*EXERCISE DETAILS:*
Look for the string "Invariant" in every line, and copy each line that has it.

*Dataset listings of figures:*
╔══

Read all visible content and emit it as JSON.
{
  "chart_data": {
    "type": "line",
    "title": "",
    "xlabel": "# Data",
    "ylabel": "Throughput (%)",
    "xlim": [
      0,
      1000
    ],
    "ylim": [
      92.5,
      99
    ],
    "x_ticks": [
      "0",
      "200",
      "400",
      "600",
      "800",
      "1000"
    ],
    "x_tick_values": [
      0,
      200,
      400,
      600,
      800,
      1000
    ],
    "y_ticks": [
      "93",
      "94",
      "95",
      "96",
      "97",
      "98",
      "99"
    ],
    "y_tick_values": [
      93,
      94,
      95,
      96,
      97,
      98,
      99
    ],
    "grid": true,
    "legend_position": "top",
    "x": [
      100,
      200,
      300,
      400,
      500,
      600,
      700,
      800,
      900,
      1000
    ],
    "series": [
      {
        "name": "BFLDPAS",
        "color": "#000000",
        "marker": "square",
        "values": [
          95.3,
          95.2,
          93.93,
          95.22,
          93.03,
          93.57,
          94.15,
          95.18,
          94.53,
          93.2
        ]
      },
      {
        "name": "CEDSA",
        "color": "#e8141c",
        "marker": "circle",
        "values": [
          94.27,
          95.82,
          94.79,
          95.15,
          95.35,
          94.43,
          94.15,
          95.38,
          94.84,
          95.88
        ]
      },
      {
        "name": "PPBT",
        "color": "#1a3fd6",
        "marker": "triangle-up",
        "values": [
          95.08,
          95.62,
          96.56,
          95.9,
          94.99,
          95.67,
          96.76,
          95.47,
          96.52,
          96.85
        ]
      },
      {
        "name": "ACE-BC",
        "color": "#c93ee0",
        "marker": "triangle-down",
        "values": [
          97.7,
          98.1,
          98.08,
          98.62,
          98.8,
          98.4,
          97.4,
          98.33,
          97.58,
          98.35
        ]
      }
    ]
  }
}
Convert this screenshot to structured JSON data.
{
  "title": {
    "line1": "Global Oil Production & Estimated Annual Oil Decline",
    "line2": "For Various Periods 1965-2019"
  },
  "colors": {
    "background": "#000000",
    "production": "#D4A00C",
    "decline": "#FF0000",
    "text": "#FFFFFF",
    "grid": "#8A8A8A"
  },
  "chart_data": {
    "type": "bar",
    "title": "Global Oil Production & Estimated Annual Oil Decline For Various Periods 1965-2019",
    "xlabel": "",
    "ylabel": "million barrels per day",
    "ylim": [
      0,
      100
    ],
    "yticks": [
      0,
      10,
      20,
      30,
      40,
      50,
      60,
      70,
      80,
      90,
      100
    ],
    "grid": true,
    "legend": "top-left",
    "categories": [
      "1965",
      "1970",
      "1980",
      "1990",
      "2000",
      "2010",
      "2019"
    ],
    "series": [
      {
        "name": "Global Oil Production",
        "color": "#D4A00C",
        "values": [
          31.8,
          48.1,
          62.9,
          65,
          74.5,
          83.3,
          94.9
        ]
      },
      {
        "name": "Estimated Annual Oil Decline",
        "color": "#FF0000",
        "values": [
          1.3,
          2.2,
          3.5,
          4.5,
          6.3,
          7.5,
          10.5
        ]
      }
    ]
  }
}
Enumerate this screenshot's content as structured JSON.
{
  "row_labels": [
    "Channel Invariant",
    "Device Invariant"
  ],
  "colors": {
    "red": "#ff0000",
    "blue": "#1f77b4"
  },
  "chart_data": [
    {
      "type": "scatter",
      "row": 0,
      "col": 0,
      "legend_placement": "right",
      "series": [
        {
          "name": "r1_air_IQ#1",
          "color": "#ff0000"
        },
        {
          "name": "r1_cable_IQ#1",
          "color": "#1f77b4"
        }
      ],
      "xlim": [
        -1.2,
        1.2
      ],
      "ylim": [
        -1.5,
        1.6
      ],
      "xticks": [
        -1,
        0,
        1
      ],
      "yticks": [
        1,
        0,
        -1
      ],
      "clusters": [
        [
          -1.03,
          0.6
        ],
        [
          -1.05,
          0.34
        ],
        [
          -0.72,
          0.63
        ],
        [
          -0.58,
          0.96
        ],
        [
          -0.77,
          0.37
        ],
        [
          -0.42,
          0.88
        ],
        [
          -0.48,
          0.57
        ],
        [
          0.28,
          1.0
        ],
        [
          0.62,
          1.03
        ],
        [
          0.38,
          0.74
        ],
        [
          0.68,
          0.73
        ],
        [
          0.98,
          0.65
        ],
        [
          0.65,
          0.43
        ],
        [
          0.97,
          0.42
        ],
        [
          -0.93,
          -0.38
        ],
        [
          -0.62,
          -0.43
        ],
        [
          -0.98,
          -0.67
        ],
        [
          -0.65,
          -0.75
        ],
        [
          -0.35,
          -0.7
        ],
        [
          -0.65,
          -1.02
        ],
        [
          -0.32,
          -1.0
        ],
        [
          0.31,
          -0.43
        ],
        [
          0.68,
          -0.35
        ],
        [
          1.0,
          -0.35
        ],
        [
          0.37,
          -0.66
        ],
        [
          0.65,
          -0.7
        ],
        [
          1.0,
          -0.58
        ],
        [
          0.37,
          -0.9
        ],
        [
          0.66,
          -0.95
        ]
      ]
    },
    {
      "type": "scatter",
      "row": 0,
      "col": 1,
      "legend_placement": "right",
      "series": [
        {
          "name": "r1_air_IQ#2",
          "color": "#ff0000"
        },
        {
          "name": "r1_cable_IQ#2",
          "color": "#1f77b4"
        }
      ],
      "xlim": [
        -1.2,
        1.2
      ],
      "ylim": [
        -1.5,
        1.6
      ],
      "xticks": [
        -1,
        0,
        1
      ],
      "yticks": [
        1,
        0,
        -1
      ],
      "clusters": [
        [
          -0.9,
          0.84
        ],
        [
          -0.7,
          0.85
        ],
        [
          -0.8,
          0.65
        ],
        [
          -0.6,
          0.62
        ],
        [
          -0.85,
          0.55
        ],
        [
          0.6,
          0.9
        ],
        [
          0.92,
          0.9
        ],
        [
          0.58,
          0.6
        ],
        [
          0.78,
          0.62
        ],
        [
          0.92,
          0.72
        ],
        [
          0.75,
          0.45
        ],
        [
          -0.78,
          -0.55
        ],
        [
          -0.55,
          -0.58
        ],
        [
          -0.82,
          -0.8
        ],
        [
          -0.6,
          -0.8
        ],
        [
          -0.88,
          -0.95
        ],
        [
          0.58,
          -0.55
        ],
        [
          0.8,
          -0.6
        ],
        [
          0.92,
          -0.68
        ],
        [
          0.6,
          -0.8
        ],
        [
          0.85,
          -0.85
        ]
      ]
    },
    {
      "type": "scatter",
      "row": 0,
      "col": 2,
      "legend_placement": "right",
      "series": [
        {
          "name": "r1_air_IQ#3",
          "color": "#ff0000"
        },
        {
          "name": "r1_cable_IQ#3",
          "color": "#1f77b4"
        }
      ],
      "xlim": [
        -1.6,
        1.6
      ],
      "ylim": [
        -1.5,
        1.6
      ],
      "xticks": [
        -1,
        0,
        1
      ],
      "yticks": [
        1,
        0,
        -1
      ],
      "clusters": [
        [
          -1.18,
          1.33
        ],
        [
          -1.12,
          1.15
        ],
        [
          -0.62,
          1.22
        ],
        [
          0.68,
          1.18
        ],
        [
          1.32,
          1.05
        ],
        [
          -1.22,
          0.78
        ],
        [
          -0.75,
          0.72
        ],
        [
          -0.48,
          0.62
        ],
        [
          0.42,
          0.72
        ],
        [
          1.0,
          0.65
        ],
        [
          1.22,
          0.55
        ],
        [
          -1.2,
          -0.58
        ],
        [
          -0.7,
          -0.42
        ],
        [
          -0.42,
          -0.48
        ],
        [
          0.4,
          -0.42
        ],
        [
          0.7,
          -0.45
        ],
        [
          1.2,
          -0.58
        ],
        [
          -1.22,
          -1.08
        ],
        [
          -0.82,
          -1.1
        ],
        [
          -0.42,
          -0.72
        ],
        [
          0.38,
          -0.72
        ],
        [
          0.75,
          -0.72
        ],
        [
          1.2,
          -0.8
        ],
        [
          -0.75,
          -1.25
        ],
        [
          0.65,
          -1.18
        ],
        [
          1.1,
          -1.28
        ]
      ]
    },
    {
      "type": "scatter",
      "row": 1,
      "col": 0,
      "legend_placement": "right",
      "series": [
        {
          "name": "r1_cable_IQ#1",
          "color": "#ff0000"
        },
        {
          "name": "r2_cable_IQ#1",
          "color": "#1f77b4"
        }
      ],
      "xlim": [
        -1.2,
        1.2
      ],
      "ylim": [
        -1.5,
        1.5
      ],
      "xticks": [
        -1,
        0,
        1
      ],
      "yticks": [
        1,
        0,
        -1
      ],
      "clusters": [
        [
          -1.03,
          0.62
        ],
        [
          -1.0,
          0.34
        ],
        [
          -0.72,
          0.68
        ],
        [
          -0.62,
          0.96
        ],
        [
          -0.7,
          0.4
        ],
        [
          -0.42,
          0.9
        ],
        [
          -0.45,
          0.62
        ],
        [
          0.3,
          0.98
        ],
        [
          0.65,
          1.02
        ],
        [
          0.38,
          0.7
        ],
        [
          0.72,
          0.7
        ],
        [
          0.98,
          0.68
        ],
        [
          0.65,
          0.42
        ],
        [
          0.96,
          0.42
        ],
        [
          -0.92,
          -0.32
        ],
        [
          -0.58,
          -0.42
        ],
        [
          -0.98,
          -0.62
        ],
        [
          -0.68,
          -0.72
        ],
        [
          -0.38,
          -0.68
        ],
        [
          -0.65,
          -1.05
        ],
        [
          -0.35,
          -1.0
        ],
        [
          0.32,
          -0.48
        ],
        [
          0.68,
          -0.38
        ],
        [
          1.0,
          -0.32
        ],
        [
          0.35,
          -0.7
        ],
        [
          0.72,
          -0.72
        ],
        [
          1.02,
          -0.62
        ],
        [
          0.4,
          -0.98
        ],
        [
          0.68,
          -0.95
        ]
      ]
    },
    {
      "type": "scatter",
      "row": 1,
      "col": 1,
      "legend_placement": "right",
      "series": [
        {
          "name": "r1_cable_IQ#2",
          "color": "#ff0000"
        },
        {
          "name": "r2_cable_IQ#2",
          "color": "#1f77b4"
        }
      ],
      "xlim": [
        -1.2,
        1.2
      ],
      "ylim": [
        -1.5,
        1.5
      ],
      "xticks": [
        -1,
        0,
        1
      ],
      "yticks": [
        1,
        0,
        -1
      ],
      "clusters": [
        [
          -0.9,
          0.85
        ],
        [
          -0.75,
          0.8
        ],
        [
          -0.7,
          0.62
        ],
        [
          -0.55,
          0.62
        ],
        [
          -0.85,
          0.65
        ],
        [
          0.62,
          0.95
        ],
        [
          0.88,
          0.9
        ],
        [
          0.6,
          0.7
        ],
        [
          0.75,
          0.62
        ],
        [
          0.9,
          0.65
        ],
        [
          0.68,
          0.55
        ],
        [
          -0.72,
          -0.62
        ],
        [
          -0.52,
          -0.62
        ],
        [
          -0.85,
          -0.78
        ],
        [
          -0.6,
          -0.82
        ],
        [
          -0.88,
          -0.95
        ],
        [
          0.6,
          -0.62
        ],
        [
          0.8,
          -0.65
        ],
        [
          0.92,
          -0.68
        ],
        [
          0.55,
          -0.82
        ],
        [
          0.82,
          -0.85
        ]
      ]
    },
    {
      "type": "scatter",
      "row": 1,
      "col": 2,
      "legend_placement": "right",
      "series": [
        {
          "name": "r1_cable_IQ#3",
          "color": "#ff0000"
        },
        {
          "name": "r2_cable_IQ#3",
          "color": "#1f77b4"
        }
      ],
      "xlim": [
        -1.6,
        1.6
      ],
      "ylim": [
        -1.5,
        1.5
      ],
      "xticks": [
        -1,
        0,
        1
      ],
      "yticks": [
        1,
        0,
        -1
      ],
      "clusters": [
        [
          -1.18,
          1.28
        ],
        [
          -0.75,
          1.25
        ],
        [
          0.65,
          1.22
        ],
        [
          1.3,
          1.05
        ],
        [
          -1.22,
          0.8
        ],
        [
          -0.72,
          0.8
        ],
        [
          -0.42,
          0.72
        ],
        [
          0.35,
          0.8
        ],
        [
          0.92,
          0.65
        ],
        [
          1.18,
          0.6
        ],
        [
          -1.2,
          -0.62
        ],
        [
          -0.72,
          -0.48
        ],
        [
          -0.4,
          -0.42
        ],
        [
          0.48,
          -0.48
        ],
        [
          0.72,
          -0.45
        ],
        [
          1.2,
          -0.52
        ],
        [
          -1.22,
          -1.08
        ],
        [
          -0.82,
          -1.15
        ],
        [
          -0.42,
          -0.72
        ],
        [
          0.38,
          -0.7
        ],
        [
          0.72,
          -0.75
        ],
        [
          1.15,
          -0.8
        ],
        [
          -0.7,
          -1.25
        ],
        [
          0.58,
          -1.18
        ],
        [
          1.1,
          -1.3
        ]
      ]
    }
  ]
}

╚══

*FINAL ANSWER:*
    "Channel Invariant",
    "Device Invariant"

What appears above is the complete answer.